__Work item__. Search for the word "professeurs" in the entries. Each line that holds it should be copied.

__Dataset excerpts__.

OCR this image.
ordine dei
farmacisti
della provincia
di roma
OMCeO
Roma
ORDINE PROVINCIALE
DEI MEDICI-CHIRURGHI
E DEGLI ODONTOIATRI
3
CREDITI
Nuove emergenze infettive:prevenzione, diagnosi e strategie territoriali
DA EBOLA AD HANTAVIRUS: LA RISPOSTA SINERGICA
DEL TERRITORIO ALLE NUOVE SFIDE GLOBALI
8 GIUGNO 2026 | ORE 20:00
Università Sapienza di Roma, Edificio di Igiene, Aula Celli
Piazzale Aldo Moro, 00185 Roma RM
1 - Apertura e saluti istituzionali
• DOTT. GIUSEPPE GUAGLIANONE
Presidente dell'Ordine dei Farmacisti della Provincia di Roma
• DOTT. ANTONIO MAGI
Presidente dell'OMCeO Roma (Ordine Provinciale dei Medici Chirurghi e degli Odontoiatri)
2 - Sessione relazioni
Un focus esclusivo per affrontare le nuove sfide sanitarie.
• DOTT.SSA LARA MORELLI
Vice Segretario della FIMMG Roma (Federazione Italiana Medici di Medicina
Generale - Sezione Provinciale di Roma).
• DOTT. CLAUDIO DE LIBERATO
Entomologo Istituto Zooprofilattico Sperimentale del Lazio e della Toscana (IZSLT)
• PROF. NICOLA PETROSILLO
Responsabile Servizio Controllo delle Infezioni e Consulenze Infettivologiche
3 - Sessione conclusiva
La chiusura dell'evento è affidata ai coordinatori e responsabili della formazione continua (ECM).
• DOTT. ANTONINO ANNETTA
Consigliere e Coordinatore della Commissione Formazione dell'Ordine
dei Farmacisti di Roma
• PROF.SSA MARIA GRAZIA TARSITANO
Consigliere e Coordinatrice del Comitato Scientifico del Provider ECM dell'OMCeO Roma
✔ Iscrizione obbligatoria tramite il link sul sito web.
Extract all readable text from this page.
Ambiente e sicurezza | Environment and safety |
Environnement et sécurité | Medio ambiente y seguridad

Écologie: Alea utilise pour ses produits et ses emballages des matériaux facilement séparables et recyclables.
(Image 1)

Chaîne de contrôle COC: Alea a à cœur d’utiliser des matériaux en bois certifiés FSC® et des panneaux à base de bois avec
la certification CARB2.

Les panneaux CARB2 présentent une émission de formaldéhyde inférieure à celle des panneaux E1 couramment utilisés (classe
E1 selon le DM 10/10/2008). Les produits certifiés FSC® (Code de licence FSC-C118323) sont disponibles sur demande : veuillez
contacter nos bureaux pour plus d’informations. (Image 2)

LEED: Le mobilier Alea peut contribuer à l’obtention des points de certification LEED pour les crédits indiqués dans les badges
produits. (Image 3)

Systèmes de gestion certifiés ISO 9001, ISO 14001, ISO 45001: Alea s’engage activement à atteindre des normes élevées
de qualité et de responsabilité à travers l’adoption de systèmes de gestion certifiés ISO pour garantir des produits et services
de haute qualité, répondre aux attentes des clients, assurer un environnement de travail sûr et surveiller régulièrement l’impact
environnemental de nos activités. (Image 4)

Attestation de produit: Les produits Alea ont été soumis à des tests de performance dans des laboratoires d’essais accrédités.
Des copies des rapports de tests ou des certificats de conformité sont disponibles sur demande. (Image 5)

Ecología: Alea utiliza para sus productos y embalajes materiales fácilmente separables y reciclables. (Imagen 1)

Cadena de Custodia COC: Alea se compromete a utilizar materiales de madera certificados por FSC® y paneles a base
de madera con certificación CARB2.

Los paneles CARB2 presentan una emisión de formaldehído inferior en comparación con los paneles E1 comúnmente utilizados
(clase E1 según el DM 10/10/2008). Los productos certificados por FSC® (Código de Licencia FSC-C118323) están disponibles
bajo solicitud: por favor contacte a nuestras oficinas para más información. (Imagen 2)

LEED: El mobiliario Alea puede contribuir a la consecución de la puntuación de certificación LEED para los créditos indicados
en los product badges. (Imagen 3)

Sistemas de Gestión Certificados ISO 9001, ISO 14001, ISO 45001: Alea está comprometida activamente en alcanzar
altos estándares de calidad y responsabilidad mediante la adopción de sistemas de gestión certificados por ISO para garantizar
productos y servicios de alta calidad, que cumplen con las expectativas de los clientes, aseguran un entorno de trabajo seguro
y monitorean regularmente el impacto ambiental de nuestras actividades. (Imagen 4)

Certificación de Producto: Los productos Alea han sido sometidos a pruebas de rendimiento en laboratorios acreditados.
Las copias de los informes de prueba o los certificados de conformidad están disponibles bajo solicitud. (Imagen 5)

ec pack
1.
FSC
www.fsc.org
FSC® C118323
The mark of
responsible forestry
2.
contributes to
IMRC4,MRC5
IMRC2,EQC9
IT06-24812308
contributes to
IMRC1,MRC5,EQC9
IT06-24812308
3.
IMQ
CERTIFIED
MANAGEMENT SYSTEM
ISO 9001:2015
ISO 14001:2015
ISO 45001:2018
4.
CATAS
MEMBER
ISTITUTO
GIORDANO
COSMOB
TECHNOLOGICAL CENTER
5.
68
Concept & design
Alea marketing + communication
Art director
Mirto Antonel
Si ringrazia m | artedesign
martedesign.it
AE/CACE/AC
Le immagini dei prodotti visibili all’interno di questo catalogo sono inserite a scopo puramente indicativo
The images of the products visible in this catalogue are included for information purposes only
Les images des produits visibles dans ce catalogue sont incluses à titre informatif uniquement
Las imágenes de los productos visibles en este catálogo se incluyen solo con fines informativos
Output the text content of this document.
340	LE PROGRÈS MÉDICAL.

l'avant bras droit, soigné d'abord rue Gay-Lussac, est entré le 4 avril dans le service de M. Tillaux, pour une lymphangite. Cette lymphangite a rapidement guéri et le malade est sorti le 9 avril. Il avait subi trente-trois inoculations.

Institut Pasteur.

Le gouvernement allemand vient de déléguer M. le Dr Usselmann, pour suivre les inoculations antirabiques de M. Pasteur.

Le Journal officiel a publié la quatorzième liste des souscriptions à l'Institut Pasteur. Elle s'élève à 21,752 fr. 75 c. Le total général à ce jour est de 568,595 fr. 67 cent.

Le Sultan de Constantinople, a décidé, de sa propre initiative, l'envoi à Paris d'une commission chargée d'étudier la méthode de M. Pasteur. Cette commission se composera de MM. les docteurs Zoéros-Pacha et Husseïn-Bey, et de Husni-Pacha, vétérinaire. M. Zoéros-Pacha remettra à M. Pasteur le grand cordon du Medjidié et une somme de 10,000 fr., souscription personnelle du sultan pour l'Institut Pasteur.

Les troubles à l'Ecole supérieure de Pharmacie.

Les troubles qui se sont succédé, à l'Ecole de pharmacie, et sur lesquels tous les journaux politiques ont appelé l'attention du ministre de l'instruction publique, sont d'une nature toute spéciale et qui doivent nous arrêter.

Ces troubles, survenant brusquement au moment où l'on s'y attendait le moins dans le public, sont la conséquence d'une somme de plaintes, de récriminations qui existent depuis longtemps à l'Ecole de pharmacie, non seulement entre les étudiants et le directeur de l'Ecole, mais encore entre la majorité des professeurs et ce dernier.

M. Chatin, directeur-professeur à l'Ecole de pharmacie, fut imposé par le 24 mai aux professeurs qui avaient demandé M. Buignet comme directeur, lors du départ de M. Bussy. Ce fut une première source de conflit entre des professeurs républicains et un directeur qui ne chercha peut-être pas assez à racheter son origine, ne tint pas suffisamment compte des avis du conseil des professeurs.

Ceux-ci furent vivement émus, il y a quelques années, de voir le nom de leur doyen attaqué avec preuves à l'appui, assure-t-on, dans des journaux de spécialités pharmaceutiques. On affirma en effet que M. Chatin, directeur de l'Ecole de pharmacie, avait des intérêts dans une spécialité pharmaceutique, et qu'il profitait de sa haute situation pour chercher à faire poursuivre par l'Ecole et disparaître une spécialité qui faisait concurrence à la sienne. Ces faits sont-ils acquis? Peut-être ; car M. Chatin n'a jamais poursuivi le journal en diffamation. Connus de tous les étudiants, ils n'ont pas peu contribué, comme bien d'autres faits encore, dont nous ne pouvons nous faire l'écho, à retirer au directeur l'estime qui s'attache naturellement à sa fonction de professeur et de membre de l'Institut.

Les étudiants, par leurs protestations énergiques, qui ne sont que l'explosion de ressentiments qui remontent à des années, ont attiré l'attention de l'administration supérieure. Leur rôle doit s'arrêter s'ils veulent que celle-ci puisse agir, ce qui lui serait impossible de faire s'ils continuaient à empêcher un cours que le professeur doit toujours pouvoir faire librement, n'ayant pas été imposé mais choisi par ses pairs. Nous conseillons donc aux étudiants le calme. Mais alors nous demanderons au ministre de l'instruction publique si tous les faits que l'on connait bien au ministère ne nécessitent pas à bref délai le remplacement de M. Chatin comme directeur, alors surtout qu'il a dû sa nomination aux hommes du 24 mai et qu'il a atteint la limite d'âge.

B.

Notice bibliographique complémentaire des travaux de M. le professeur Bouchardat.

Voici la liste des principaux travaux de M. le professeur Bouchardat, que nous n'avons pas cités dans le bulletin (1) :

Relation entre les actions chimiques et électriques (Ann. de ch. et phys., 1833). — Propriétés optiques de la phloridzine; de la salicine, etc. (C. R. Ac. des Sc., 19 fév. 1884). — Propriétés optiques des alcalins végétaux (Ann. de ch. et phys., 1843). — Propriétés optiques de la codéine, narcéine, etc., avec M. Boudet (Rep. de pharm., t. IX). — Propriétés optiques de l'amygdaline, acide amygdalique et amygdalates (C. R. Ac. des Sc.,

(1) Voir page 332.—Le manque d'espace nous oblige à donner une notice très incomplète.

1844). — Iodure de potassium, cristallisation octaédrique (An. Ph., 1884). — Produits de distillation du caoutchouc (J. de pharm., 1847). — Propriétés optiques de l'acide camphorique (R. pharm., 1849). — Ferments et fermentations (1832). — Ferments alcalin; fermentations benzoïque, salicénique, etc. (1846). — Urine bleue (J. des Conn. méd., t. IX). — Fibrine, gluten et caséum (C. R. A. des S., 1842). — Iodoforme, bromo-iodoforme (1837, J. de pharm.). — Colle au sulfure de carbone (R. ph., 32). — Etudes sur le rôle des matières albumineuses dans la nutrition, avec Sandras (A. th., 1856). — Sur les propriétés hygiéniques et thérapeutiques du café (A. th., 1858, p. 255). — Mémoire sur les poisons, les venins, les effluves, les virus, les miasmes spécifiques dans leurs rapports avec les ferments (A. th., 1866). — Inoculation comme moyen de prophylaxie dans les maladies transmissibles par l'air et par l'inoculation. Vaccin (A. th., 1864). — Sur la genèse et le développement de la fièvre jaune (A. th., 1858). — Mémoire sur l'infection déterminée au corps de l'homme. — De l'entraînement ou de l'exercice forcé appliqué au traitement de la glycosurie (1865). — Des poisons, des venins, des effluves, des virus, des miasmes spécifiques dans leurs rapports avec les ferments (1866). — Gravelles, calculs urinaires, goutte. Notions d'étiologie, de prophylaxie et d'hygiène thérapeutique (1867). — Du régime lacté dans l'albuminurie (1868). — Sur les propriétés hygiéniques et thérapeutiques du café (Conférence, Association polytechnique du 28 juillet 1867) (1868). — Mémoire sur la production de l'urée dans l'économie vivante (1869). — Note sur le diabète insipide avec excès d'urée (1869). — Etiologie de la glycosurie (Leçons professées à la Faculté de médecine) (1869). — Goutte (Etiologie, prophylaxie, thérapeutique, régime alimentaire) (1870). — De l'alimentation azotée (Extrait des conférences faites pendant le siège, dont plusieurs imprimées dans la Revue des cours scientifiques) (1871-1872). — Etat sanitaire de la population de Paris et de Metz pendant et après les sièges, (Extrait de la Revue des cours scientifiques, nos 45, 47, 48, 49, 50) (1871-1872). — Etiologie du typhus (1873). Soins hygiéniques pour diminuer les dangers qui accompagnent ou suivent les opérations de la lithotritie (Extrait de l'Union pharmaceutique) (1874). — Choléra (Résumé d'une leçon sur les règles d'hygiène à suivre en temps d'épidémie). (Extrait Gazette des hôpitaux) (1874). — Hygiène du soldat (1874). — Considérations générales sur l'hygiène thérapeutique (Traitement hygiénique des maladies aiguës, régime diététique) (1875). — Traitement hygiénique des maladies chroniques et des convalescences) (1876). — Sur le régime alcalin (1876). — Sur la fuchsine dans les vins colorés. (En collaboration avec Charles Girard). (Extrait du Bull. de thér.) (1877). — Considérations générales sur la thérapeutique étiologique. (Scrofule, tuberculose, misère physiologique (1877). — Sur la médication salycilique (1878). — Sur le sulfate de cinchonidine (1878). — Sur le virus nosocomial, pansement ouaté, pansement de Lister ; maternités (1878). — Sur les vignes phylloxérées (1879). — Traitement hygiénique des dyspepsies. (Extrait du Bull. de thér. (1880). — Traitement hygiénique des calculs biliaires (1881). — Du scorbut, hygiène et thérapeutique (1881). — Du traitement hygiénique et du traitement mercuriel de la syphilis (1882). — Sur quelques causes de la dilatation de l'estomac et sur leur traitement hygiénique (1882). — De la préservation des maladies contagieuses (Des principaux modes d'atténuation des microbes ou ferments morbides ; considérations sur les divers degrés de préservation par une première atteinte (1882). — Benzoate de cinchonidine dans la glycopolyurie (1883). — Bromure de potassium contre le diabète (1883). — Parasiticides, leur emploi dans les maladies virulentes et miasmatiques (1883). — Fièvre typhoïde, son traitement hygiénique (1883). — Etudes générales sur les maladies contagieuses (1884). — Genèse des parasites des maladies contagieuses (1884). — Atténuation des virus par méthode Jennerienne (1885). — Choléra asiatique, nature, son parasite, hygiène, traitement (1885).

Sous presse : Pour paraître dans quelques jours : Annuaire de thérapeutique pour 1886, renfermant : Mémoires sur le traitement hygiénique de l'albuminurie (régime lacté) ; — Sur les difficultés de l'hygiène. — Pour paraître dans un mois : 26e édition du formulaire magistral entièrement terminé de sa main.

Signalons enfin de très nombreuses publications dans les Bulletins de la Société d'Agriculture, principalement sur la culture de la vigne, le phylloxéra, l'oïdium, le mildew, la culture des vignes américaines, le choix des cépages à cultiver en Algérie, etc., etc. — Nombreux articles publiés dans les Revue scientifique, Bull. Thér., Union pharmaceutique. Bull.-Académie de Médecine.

__Result__.
Ces troubles, survenant brusquement au moment où l'on s'y attendait le moins dans le public, sont la conséquence d'une somme de plaintes, de récriminations qui existent depuis longtemps à l'Ecole de pharmacie, non seulement entre les étudiants et le directeur de l'Ecole, mais encore entre la majorité des professeurs et ce dernier.
M. Chatin, directeur-professeur à l'Ecole de pharmacie, fut imposé par le 24 mai aux professeurs qui avaient demandé M. Buignet comme directeur, lors du départ de M. Bussy. Ce fut une première source de conflit entre des professeurs républicains et un directeur qui ne chercha peut-être pas assez à racheter son origine, ne tint pas suffisamment compte des avis du conseil des professeurs.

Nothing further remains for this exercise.